# [MATERIAL SHOWN]
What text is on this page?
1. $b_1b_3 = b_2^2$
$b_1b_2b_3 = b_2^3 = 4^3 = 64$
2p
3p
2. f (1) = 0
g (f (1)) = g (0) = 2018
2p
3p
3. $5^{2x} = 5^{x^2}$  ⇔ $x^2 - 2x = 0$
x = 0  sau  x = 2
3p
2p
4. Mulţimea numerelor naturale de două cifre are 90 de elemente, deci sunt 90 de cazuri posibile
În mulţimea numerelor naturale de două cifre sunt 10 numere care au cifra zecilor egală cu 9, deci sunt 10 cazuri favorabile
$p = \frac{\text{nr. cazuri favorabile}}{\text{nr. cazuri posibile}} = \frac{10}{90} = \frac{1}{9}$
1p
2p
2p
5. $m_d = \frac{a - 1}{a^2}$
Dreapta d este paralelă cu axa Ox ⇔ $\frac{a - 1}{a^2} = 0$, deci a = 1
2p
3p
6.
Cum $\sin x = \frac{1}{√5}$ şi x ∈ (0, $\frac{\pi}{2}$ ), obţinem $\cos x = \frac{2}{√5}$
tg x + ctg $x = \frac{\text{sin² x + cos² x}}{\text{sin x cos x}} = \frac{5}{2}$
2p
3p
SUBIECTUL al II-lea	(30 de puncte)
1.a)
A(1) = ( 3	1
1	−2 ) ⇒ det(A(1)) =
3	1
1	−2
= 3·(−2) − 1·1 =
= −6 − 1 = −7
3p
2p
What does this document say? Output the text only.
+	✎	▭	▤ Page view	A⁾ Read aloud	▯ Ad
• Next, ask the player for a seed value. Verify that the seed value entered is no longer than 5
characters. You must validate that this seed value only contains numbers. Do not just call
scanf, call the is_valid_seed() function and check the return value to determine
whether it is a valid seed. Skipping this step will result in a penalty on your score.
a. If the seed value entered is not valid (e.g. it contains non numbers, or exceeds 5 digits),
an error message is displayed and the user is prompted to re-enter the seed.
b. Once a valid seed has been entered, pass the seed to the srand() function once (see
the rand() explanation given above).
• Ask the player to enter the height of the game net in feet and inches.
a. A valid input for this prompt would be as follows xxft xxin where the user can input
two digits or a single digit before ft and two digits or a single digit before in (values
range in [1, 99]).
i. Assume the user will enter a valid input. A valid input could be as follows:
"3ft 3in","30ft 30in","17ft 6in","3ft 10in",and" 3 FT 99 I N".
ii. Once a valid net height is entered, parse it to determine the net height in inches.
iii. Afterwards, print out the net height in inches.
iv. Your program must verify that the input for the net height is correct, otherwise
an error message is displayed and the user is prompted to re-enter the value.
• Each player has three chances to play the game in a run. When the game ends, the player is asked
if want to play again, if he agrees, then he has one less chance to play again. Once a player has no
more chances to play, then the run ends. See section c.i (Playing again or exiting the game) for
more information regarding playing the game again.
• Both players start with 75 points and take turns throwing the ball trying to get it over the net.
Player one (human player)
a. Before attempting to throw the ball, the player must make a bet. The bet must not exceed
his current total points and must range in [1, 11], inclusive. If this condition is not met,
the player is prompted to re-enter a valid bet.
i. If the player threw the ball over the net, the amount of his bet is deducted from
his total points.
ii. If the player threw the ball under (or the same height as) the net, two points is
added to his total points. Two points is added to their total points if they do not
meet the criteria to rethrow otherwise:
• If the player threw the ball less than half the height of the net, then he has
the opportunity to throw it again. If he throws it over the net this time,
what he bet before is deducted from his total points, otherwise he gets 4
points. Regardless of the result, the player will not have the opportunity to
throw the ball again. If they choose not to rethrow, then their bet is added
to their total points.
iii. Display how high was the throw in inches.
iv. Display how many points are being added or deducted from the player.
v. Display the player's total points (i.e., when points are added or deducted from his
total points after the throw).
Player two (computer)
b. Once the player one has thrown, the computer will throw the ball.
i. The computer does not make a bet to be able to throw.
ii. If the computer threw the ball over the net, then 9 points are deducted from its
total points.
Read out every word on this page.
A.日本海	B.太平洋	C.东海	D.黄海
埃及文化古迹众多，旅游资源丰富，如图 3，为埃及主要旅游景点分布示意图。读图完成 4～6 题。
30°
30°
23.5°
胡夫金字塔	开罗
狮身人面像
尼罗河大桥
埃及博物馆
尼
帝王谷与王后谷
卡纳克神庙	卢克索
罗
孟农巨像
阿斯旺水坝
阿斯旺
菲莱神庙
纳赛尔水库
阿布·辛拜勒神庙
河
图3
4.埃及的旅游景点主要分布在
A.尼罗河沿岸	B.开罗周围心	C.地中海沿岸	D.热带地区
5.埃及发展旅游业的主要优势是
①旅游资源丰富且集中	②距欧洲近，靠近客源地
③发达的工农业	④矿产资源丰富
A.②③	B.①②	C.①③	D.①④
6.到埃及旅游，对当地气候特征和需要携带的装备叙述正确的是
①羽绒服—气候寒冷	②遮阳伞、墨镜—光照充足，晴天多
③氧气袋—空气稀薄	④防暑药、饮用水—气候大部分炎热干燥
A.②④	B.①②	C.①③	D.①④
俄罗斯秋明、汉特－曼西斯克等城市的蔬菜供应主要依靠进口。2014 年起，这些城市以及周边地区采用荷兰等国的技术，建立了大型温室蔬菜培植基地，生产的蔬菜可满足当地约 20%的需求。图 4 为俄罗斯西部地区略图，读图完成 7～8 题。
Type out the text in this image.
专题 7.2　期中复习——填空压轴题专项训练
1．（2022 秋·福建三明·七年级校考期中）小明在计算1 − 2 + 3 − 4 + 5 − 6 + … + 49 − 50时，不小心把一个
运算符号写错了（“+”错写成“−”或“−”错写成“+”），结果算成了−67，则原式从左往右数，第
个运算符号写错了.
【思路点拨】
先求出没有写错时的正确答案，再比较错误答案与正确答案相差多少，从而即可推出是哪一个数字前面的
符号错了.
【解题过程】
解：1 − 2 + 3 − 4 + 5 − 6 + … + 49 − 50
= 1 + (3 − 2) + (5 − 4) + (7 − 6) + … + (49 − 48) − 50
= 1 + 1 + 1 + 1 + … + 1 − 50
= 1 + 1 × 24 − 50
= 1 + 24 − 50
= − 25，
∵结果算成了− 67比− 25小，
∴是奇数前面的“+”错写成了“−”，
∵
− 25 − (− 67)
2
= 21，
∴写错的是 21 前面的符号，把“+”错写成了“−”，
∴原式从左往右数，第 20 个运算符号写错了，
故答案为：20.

# [STATED GOAL]
Exactly reproduce every record.

# [COMPLETE RESPONSE]
What text is on this page?
1. $b_1b_3 = b_2^2$
$b_1b_2b_3 = b_2^3 = 4^3 = 64$
2p
3p
2. f (1) = 0
g (f (1)) = g (0) = 2018
2p
3p
3. $5^{2x} = 5^{x^2}$  ⇔ $x^2 - 2x = 0$
x = 0  sau  x = 2
3p
2p
4. Mulţimea numerelor naturale de două cifre are 90 de elemente, deci sunt 90 de cazuri posibile
În mulţimea numerelor naturale de două cifre sunt 10 numere care au cifra zecilor egală cu 9, deci sunt 10 cazuri favorabile
$p = \frac{\text{nr. cazuri favorabile}}{\text{nr. cazuri posibile}} = \frac{10}{90} = \frac{1}{9}$
1p
2p
2p
5. $m_d = \frac{a - 1}{a^2}$
Dreapta d este paralelă cu axa Ox ⇔ $\frac{a - 1}{a^2} = 0$, deci a = 1
2p
3p
6.
Cum $\sin x = \frac{1}{√5}$ şi x ∈ (0, $\frac{\pi}{2}$ ), obţinem $\cos x = \frac{2}{√5}$
tg x + ctg $x = \frac{\text{sin² x + cos² x}}{\text{sin x cos x}} = \frac{5}{2}$
2p
3p
SUBIECTUL al II-lea	(30 de puncte)
1.a)
A(1) = ( 3	1
1	−2 ) ⇒ det(A(1)) =
3	1
1	−2
= 3·(−2) − 1·1 =
= −6 − 1 = −7
3p
2p
What does this document say? Output the text only.
+	✎	▭	▤ Page view	A⁾ Read aloud	▯ Ad
• Next, ask the player for a seed value. Verify that the seed value entered is no longer than 5
characters. You must validate that this seed value only contains numbers. Do not just call
scanf, call the is_valid_seed() function and check the return value to determine
whether it is a valid seed. Skipping this step will result in a penalty on your score.
a. If the seed value entered is not valid (e.g. it contains non numbers, or exceeds 5 digits),
an error message is displayed and the user is prompted to re-enter the seed.
b. Once a valid seed has been entered, pass the seed to the srand() function once (see
the rand() explanation given above).
• Ask the player to enter the height of the game net in feet and inches.
a. A valid input for this prompt would be as follows xxft xxin where the user can input
two digits or a single digit before ft and two digits or a single digit before in (values
range in [1, 99]).
i. Assume the user will enter a valid input. A valid input could be as follows:
"3ft 3in","30ft 30in","17ft 6in","3ft 10in",and" 3 FT 99 I N".
ii. Once a valid net height is entered, parse it to determine the net height in inches.
iii. Afterwards, print out the net height in inches.
iv. Your program must verify that the input for the net height is correct, otherwise
an error message is displayed and the user is prompted to re-enter the value.
• Each player has three chances to play the game in a run. When the game ends, the player is asked
if want to play again, if he agrees, then he has one less chance to play again. Once a player has no
more chances to play, then the run ends. See section c.i (Playing again or exiting the game) for
more information regarding playing the game again.
• Both players start with 75 points and take turns throwing the ball trying to get it over the net.
Player one (human player)
a. Before attempting to throw the ball, the player must make a bet. The bet must not exceed
his current total points and must range in [1, 11], inclusive. If this condition is not met,
the player is prompted to re-enter a valid bet.
i. If the player threw the ball over the net, the amount of his bet is deducted from
his total points.
ii. If the player threw the ball under (or the same height as) the net, two points is
added to his total points. Two points is added to their total points if they do not
meet the criteria to rethrow otherwise:
• If the player threw the ball less than half the height of the net, then he has
the opportunity to throw it again. If he throws it over the net this time,
what he bet before is deducted from his total points, otherwise he gets 4
points. Regardless of the result, the player will not have the opportunity to
throw the ball again. If they choose not to rethrow, then their bet is added
to their total points.
iii. Display how high was the throw in inches.
iv. Display how many points are being added or deducted from the player.
v. Display the player's total points (i.e., when points are added or deducted from his
total points after the throw).
Player two (computer)
b. Once the player one has thrown, the computer will throw the ball.
i. The computer does not make a bet to be able to throw.
ii. If the computer threw the ball over the net, then 9 points are deducted from its
total points.
Read out every word on this page.
A.日本海	B.太平洋	C.东海	D.黄海
埃及文化古迹众多，旅游资源丰富，如图 3，为埃及主要旅游景点分布示意图。读图完成 4～6 题。
30°
30°
23.5°
胡夫金字塔	开罗
狮身人面像
尼罗河大桥
埃及博物馆
尼
帝王谷与王后谷
卡纳克神庙	卢克索
罗
孟农巨像
阿斯旺水坝
阿斯旺
菲莱神庙
纳赛尔水库
阿布·辛拜勒神庙
河
图3
4.埃及的旅游景点主要分布在
A.尼罗河沿岸	B.开罗周围心	C.地中海沿岸	D.热带地区
5.埃及发展旅游业的主要优势是
①旅游资源丰富且集中	②距欧洲近，靠近客源地
③发达的工农业	④矿产资源丰富
A.②③	B.①②	C.①③	D.①④
6.到埃及旅游，对当地气候特征和需要携带的装备叙述正确的是
①羽绒服—气候寒冷	②遮阳伞、墨镜—光照充足，晴天多
③氧气袋—空气稀薄	④防暑药、饮用水—气候大部分炎热干燥
A.②④	B.①②	C.①③	D.①④
俄罗斯秋明、汉特－曼西斯克等城市的蔬菜供应主要依靠进口。2014 年起，这些城市以及周边地区采用荷兰等国的技术，建立了大型温室蔬菜培植基地，生产的蔬菜可满足当地约 20%的需求。图 4 为俄罗斯西部地区略图，读图完成 7～8 题。
Type out the text in this image.
专题 7.2　期中复习——填空压轴题专项训练
1．（2022 秋·福建三明·七年级校考期中）小明在计算1 − 2 + 3 − 4 + 5 − 6 + … + 49 − 50时，不小心把一个
运算符号写错了（“+”错写成“−”或“−”错写成“+”），结果算成了−67，则原式从左往右数，第
个运算符号写错了.
【思路点拨】
先求出没有写错时的正确答案，再比较错误答案与正确答案相差多少，从而即可推出是哪一个数字前面的
符号错了.
【解题过程】
解：1 − 2 + 3 − 4 + 5 − 6 + … + 49 − 50
= 1 + (3 − 2) + (5 − 4) + (7 − 6) + … + (49 − 48) − 50
= 1 + 1 + 1 + 1 + … + 1 − 50
= 1 + 1 × 24 − 50
= 1 + 24 − 50
= − 25，
∵结果算成了− 67比− 25小，
∴是奇数前面的“+”错写成了“−”，
∵
− 25 − (− 67)
2
= 21，
∴写错的是 21 前面的符号，把“+”错写成了“−”，
∴原式从左往右数，第 20 个运算符号写错了，
故答案为：20.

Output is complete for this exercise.